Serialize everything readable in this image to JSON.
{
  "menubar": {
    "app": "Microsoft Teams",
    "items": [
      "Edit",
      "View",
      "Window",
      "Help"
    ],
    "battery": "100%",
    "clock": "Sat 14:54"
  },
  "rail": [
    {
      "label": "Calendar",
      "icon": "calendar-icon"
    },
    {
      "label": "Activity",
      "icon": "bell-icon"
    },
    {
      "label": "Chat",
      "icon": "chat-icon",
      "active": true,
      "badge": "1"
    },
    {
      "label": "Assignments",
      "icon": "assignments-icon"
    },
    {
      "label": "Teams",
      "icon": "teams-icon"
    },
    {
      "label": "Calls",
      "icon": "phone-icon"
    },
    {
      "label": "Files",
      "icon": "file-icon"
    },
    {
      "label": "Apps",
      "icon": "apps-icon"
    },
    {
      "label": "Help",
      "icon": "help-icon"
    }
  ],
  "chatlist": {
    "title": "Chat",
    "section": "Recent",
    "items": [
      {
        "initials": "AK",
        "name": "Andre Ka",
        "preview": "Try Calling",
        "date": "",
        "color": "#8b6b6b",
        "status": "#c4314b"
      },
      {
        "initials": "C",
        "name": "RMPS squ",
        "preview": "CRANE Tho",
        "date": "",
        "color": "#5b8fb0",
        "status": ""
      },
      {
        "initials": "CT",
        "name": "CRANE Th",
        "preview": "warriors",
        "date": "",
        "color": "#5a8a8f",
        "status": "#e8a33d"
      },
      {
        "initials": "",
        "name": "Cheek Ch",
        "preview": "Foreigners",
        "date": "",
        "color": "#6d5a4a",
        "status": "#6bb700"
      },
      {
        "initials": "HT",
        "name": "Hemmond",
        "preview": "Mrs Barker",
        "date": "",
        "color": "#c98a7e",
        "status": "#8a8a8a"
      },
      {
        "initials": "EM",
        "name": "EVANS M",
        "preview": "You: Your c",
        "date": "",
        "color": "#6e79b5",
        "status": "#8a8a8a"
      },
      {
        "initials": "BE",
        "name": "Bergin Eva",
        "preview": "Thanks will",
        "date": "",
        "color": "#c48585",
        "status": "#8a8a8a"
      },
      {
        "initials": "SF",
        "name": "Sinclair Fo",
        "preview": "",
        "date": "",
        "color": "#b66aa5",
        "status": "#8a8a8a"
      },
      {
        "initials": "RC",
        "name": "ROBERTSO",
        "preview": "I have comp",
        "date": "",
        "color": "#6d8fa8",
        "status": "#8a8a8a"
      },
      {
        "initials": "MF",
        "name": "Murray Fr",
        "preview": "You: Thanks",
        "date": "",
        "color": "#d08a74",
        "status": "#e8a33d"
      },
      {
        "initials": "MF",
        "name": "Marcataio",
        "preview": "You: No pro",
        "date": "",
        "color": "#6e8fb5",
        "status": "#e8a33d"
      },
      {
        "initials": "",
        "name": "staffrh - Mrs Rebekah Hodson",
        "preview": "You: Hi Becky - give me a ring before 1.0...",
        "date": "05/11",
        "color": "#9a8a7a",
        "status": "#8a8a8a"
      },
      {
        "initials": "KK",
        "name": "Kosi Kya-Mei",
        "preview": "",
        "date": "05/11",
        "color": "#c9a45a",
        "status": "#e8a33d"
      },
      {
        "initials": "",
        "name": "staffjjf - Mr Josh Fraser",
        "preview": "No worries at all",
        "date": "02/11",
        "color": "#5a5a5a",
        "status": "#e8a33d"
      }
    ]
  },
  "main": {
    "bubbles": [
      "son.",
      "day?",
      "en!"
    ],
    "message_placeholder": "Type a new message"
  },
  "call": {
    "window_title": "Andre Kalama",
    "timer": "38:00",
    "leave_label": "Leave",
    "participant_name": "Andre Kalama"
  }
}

□ □ □ □ □ □ □

Exercise instructions = Search the entries for the word "Andre" and gather every line where it appears.

Reply =
        "name": "Andre Ka",
    "window_title": "Andre Kalama",
    "participant_name": "Andre Kalama"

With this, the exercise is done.